▶ OBJECTIFS:
**A.** Répondez à ces questions sur le texte consacré au prix de l'électricité :
(i) Au cours de quelles décennies ont été réalisés les investissements massifs du parc nucléaire national ?
(ii) Quel système spécifique donne à la puissance publique le pouvoir de fixer le prix de vente de l'électricité ?
(iii) Quelle institution remet en cause les fondements du système tarifaire français ?
**B.** Donnez la suite du texte consacré au prix de l'électricité, en reprenant juste après sa dernière phrase.

▶ TEXTE FOURNI:

■ ■ ■

III. UNE ÉLECTRICITÉ DURABLEMENT PLUS CHÈRE ?

Ces développements consacrés à la production de l'électricité seraient incomplets si étaient omises les problématiques liées à son prix de vente, partie intégrante de la sécurité d'approvisionnement. La compétitivité des prix de l'électricité constitue en effet l'un des trois grands objectifs de la politique communautaire de l'énergie et doit donc être conciliée avec ses deux autres piliers. Surtout, la mise à disposition aux consommateurs de l'électricité dont ils ont besoin, à tout instant et en tout point du territoire, ne peut faire l'économie d'une analyse portant sur le niveau du prix qu'il leur est demandé de payer.

Au sein de l'Union européenne, la France jouit d'un avantage incontestable résultant de choix structurants opérés par le passé . D'une part, le parc nucléaire national, fruit d'investissements massifs réalisés dans les années 1970 et 1980, offre aux consommateurs une électricité à des coûts raisonnables, bien moins élevés que dans d'autres pays européens. D'autre part, la France dispose d'un système spécifique - les tarifs réglementés - donnant à la puissance publique le pouvoir de fixer le niveau du prix de vente de ce bien stratégique, en application de règles déterminées par la loi. Or, l'existence de ce mécanisme n'est pas le fruit du hasard mais procède bel et bien d'un choix politique délibéré de la puissance publique qui a considéré que la détermination du prix de l'électricité, partie intégrante du service public de l'électricité, ne devait pas être laissée aux seules forces du marché .

Ces deux éléments d'équilibre ont permis à la fois de développer et d'entretenir un parc de production bien dimensionné aux besoins des consommateurs français, de garantir aux ménages une électricité à un prix stable et déconnecté des fluctuations des cours des hydrocarbures et d'assurer le maintien et l'expansion sur notre territoire d'industries fortement consommatrices d'énergie.

Avec la libéralisation du secteur de l'électricité et l'unification progressive des différents marchés européens, le système tarifaire français voit cependant ses fondements remis en cause par la Commission européenne. Celle-ci estime que l'existence de tels systèmes administrés dans différents pays de l'UE constitue un frein au développement de la concurrence et maintient des prix artificiellement bas par rapport à ceux fixés sur les marchés, qui résultent d'une stricte confrontation de l'offre et de la demande. Elle considère par ailleurs que les tarifs ne permettent pas aux prix de jouer leur rôle de signal d'investissements et d'inciter les opérateurs à développer de nouvelles capacités de production.

■ ■ ■

Listes de coordonnées des boîtes:
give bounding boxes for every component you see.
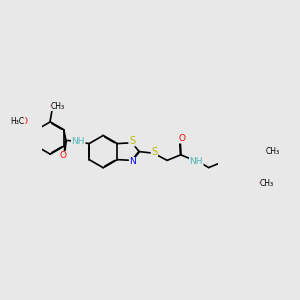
- Text: CH₃: CH₃: [260, 178, 274, 188]
- Text: S: S: [129, 136, 135, 146]
- Text: O: O: [259, 178, 266, 188]
- Text: NH: NH: [190, 157, 203, 166]
- Text: S: S: [151, 147, 158, 157]
- Text: N: N: [129, 158, 136, 166]
- Text: O: O: [264, 147, 271, 156]
- Text: CH₃: CH₃: [51, 101, 65, 110]
- Text: O: O: [50, 101, 57, 110]
- Text: H₃C: H₃C: [11, 117, 25, 126]
- Text: CH₃: CH₃: [266, 147, 280, 156]
- Text: O: O: [179, 134, 186, 143]
- Text: O: O: [20, 117, 27, 126]
- Text: NH: NH: [71, 137, 85, 146]
- Text: O: O: [60, 152, 67, 160]
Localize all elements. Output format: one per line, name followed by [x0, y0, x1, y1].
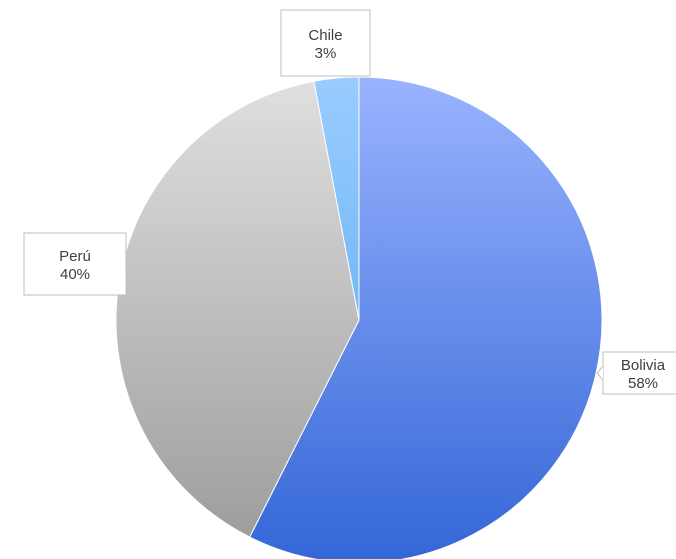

■ ■ ■

▶ RÉSULTATS PAR TÂCHE:
**A.**
(i) Dans les années 1970 et 1980.
(ii) Les tarifs réglementés.
(iii) La Commission européenne.

**B.**
Ces considérations ont donc conduit la Commission européenne à ouvrir deux enquêtes à l'encontre de la France : l'une sur le fondement des règles relatives aux aides d'Etat portant sur les tarifs dont bénéficient les clients professionnels ainsi que sur le tarif réglementé transitoire d'ajustement du marché (TaRTAM) 197 ( * ) ; l'autre sur le fondement d'une procédure en manquement pour mauvaise transposition des directives électricité et gaz par laquelle la Commission critique la non-conformité à ces dernières du système tarifaire dans son ensemble.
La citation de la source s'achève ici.